** begin Raw data **
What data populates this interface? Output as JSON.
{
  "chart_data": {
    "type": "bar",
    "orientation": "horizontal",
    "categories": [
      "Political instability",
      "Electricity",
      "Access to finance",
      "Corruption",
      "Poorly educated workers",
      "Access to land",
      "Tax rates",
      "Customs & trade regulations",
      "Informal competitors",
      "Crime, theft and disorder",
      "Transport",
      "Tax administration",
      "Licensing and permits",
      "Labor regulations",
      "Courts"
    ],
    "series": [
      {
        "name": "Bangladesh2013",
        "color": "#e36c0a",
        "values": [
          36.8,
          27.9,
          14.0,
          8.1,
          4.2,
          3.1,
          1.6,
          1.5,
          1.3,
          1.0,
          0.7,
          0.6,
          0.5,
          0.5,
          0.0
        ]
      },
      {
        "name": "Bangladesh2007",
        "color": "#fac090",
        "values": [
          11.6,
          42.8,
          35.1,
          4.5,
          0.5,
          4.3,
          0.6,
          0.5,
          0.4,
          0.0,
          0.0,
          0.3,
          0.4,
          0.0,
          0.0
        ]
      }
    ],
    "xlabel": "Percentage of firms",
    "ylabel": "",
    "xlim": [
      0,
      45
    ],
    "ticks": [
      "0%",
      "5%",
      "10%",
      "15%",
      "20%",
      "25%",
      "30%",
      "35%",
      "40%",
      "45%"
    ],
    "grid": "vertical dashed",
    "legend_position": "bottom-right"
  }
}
** end Raw data **
Isolate the lines that hold the word "regulations" and copy all of them.

      "Customs & trade regulations",
      "Labor regulations",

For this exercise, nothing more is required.